Requirement: Work out the number of lines containing "name". Answer with nothing but that number.

Dataset entries on figures:
>> Start
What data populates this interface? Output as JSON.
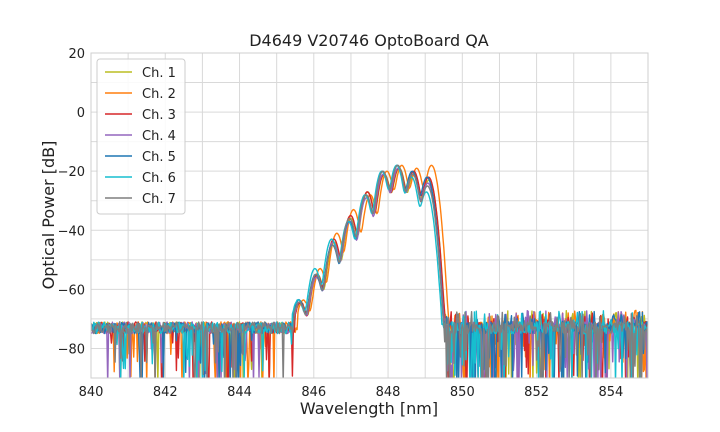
{
  "chart_data": {
    "type": "line",
    "title": "D4649 V20746 OptoBoard QA",
    "xlabel": "Wavelength [nm]",
    "ylabel": "Optical Power [dB]",
    "xlim": [
      840,
      855
    ],
    "ylim": [
      -90,
      20
    ],
    "xticks": [
      840,
      842,
      844,
      846,
      848,
      850,
      852,
      854
    ],
    "yticks": [
      20,
      0,
      -20,
      -40,
      -60,
      -80
    ],
    "xminor": [
      841,
      843,
      845,
      847,
      849,
      851,
      853
    ],
    "yminor": [
      10,
      -10,
      -30,
      -50,
      -70
    ],
    "grid": true,
    "legend": "upper-left",
    "noise_floor_db": -73,
    "spectrum_mode_peaks_nm": [
      845.6,
      846.05,
      846.5,
      846.95,
      847.4,
      847.85,
      848.25,
      848.65,
      849.05
    ],
    "series": [
      {
        "name": "Ch. 1",
        "color": "#bcbd22",
        "peak_shift_nm": 0.05,
        "mode_peaks_db": [
          -65,
          -55,
          -44,
          -36,
          -27,
          -21,
          -19,
          -21,
          -23
        ]
      },
      {
        "name": "Ch. 2",
        "color": "#ff7f0e",
        "peak_shift_nm": 0.12,
        "mode_peaks_db": [
          -64,
          -53,
          -41,
          -33,
          -28,
          -20,
          -18,
          -19,
          -18
        ]
      },
      {
        "name": "Ch. 3",
        "color": "#d62728",
        "peak_shift_nm": 0.04,
        "mode_peaks_db": [
          -65,
          -55,
          -43,
          -35,
          -27,
          -21,
          -19,
          -20,
          -22
        ]
      },
      {
        "name": "Ch. 4",
        "color": "#9467bd",
        "peak_shift_nm": 0.02,
        "mode_peaks_db": [
          -65,
          -56,
          -44,
          -37,
          -29,
          -21,
          -19,
          -21,
          -24
        ]
      },
      {
        "name": "Ch. 5",
        "color": "#1f77b4",
        "peak_shift_nm": 0.0,
        "mode_peaks_db": [
          -64,
          -55,
          -45,
          -37,
          -28,
          -20,
          -18,
          -20,
          -22
        ]
      },
      {
        "name": "Ch. 6",
        "color": "#17becf",
        "peak_shift_nm": -0.02,
        "mode_peaks_db": [
          -64,
          -53,
          -43,
          -37,
          -28,
          -20,
          -18,
          -22,
          -27
        ]
      },
      {
        "name": "Ch. 7",
        "color": "#7f7f7f",
        "peak_shift_nm": 0.01,
        "mode_peaks_db": [
          -65,
          -55,
          -45,
          -36,
          -28,
          -20,
          -18,
          -21,
          -25
        ]
      }
    ]
  }
}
>> End
Result of the task: 7